— START —

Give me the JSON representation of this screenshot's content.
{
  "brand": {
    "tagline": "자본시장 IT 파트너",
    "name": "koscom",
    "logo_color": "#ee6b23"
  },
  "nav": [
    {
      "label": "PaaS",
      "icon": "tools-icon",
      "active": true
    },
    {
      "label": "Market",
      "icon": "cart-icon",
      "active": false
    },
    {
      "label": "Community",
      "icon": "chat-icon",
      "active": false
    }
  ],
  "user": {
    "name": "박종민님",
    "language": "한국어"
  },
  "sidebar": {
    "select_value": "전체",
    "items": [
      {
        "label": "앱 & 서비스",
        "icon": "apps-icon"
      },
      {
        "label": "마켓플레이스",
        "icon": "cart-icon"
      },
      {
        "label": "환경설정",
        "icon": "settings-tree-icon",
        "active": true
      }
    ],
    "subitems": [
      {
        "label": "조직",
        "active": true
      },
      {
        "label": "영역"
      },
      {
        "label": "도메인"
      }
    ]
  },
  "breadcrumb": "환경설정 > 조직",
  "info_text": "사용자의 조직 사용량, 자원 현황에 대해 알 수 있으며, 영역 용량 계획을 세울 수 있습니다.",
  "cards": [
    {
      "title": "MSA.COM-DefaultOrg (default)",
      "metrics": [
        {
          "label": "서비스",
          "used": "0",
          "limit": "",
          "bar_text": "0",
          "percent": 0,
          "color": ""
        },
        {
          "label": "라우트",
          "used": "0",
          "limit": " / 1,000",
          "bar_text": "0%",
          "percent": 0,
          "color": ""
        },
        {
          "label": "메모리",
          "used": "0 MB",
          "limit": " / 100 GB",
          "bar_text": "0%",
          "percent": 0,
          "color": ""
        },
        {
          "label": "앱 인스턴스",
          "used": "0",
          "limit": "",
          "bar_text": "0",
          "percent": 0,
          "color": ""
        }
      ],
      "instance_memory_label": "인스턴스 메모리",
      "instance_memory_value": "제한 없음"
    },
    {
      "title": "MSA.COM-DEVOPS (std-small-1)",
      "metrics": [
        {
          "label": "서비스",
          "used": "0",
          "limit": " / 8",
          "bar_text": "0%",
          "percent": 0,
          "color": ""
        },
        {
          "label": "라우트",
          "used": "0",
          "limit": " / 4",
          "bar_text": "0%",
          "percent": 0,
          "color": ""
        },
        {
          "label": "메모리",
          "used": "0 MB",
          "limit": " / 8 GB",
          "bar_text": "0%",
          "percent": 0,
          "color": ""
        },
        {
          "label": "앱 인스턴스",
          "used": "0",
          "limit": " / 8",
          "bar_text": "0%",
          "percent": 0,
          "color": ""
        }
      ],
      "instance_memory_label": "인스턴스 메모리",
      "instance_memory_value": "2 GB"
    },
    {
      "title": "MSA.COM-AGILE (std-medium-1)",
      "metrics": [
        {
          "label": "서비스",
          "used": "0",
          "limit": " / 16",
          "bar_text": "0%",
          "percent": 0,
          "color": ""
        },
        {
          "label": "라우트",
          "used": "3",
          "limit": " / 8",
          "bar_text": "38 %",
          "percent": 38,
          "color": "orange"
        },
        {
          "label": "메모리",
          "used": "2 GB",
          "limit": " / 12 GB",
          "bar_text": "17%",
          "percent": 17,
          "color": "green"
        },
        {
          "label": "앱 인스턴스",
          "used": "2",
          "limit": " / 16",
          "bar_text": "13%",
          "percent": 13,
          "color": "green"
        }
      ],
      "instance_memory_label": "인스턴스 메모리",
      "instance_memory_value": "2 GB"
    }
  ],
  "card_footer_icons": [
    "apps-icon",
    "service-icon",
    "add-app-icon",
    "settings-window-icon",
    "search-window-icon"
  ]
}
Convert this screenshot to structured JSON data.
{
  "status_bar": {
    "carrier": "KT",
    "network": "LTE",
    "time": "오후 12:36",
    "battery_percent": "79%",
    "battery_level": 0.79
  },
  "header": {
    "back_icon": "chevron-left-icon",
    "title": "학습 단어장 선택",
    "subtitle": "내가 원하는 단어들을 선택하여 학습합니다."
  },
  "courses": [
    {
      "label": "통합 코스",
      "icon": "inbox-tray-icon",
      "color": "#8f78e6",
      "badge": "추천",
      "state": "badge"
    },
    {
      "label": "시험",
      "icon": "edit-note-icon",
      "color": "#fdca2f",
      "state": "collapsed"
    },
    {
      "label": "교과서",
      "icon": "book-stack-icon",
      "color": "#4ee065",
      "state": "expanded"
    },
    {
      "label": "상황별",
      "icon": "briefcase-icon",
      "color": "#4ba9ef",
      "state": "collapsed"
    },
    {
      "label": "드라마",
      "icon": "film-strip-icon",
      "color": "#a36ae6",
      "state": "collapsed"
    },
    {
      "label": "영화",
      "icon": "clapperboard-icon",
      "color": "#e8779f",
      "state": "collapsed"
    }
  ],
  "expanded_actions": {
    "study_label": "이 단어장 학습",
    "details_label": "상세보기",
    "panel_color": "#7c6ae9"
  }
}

— END —

### PROBLEM TO WORK ON
Output all of the material exactly as written.

### WRITTEN RESPONSE
Give me the JSON representation of this screenshot's content.
{
  "brand": {
    "tagline": "자본시장 IT 파트너",
    "name": "koscom",
    "logo_color": "#ee6b23"
  },
  "nav": [
    {
      "label": "PaaS",
      "icon": "tools-icon",
      "active": true
    },
    {
      "label": "Market",
      "icon": "cart-icon",
      "active": false
    },
    {
      "label": "Community",
      "icon": "chat-icon",
      "active": false
    }
  ],
  "user": {
    "name": "박종민님",
    "language": "한국어"
  },
  "sidebar": {
    "select_value": "전체",
    "items": [
      {
        "label": "앱 & 서비스",
        "icon": "apps-icon"
      },
      {
        "label": "마켓플레이스",
        "icon": "cart-icon"
      },
      {
        "label": "환경설정",
        "icon": "settings-tree-icon",
        "active": true
      }
    ],
    "subitems": [
      {
        "label": "조직",
        "active": true
      },
      {
        "label": "영역"
      },
      {
        "label": "도메인"
      }
    ]
  },
  "breadcrumb": "환경설정 > 조직",
  "info_text": "사용자의 조직 사용량, 자원 현황에 대해 알 수 있으며, 영역 용량 계획을 세울 수 있습니다.",
  "cards": [
    {
      "title": "MSA.COM-DefaultOrg (default)",
      "metrics": [
        {
          "label": "서비스",
          "used": "0",
          "limit": "",
          "bar_text": "0",
          "percent": 0,
          "color": ""
        },
        {
          "label": "라우트",
          "used": "0",
          "limit": " / 1,000",
          "bar_text": "0%",
          "percent": 0,
          "color": ""
        },
        {
          "label": "메모리",
          "used": "0 MB",
          "limit": " / 100 GB",
          "bar_text": "0%",
          "percent": 0,
          "color": ""
        },
        {
          "label": "앱 인스턴스",
          "used": "0",
          "limit": "",
          "bar_text": "0",
          "percent": 0,
          "color": ""
        }
      ],
      "instance_memory_label": "인스턴스 메모리",
      "instance_memory_value": "제한 없음"
    },
    {
      "title": "MSA.COM-DEVOPS (std-small-1)",
      "metrics": [
        {
          "label": "서비스",
          "used": "0",
          "limit": " / 8",
          "bar_text": "0%",
          "percent": 0,
          "color": ""
        },
        {
          "label": "라우트",
          "used": "0",
          "limit": " / 4",
          "bar_text": "0%",
          "percent": 0,
          "color": ""
        },
        {
          "label": "메모리",
          "used": "0 MB",
          "limit": " / 8 GB",
          "bar_text": "0%",
          "percent": 0,
          "color": ""
        },
        {
          "label": "앱 인스턴스",
          "used": "0",
          "limit": " / 8",
          "bar_text": "0%",
          "percent": 0,
          "color": ""
        }
      ],
      "instance_memory_label": "인스턴스 메모리",
      "instance_memory_value": "2 GB"
    },
    {
      "title": "MSA.COM-AGILE (std-medium-1)",
      "metrics": [
        {
          "label": "서비스",
          "used": "0",
          "limit": " / 16",
          "bar_text": "0%",
          "percent": 0,
          "color": ""
        },
        {
          "label": "라우트",
          "used": "3",
          "limit": " / 8",
          "bar_text": "38 %",
          "percent": 38,
          "color": "orange"
        },
        {
          "label": "메모리",
          "used": "2 GB",
          "limit": " / 12 GB",
          "bar_text": "17%",
          "percent": 17,
          "color": "green"
        },
        {
          "label": "앱 인스턴스",
          "used": "2",
          "limit": " / 16",
          "bar_text": "13%",
          "percent": 13,
          "color": "green"
        }
      ],
      "instance_memory_label": "인스턴스 메모리",
      "instance_memory_value": "2 GB"
    }
  ],
  "card_footer_icons": [
    "apps-icon",
    "service-icon",
    "add-app-icon",
    "settings-window-icon",
    "search-window-icon"
  ]
}
Convert this screenshot to structured JSON data.
{
  "status_bar": {
    "carrier": "KT",
    "network": "LTE",
    "time": "오후 12:36",
    "battery_percent": "79%",
    "battery_level": 0.79
  },
  "header": {
    "back_icon": "chevron-left-icon",
    "title": "학습 단어장 선택",
    "subtitle": "내가 원하는 단어들을 선택하여 학습합니다."
  },
  "courses": [
    {
      "label": "통합 코스",
      "icon": "inbox-tray-icon",
      "color": "#8f78e6",
      "badge": "추천",
      "state": "badge"
    },
    {
      "label": "시험",
      "icon": "edit-note-icon",
      "color": "#fdca2f",
      "state": "collapsed"
    },
    {
      "label": "교과서",
      "icon": "book-stack-icon",
      "color": "#4ee065",
      "state": "expanded"
    },
    {
      "label": "상황별",
      "icon": "briefcase-icon",
      "color": "#4ba9ef",
      "state": "collapsed"
    },
    {
      "label": "드라마",
      "icon": "film-strip-icon",
      "color": "#a36ae6",
      "state": "collapsed"
    },
    {
      "label": "영화",
      "icon": "clapperboard-icon",
      "color": "#e8779f",
      "state": "collapsed"
    }
  ],
  "expanded_actions": {
    "study_label": "이 단어장 학습",
    "details_label": "상세보기",
    "panel_color": "#7c6ae9"
  }
}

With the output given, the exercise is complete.